SHORT TASK
Search the records for "пахнет" and copy each line that holds it.

MATERIAL FOR THIS TASK
....

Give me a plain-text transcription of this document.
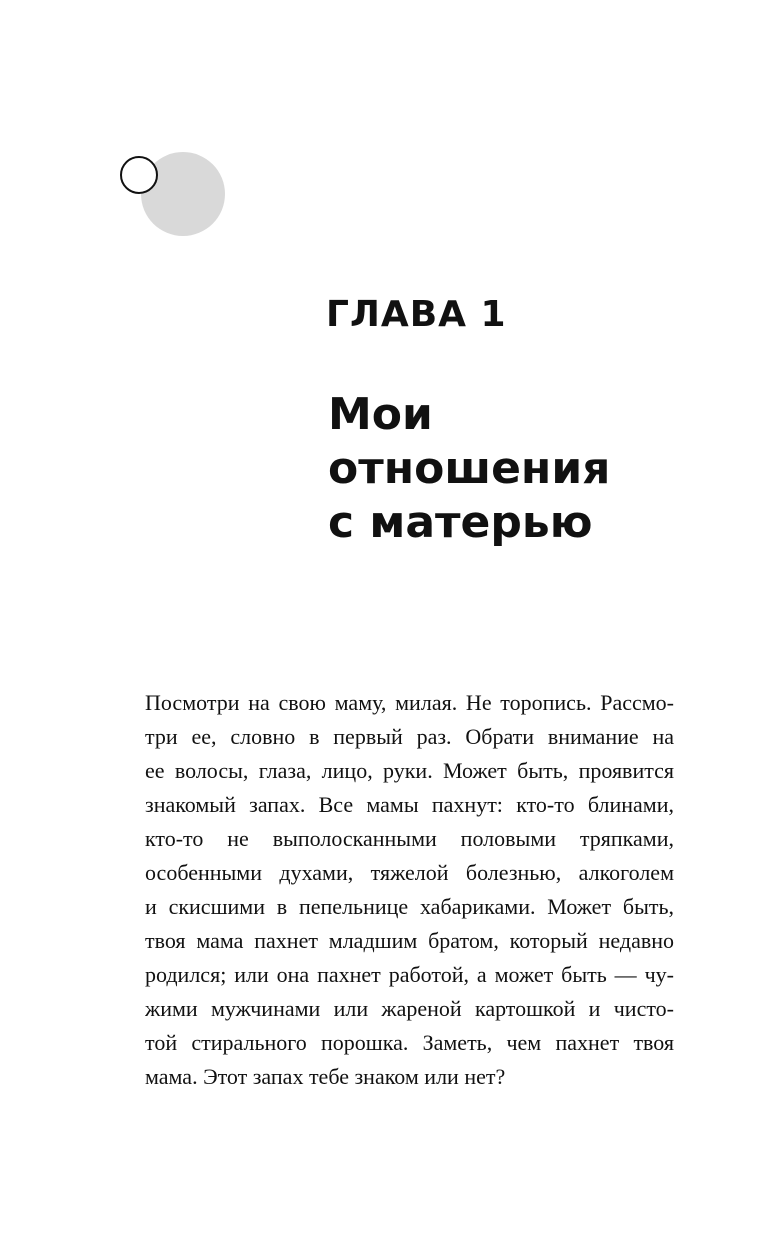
ГЛАВА 1
Мои
отношения
с матерью
Посмотри на свою маму, милая. Не торопись. Рассмо-
три ее, словно в первый раз. Обрати внимание на
ее волосы, глаза, лицо, руки. Может быть, проявится
знакомый запах. Все мамы пахнут: кто-то блинами,
кто-то не выполосканными половыми тряпками,
особенными духами, тяжелой болезнью, алкоголем
и скисшими в пепельнице хабариками. Может быть,
твоя мама пахнет младшим братом, который недавно
родился; или она пахнет работой, а может быть — чу-
жими мужчинами или жареной картошкой и чисто-
той стирального порошка. Заметь, чем пахнет твоя
мама. Этот запах тебе знаком или нет?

....

ANSWER IN FULL
твоя мама пахнет младшим братом, который недавно
родился; или она пахнет работой, а может быть — чу-
той стирального порошка. Заметь, чем пахнет твоя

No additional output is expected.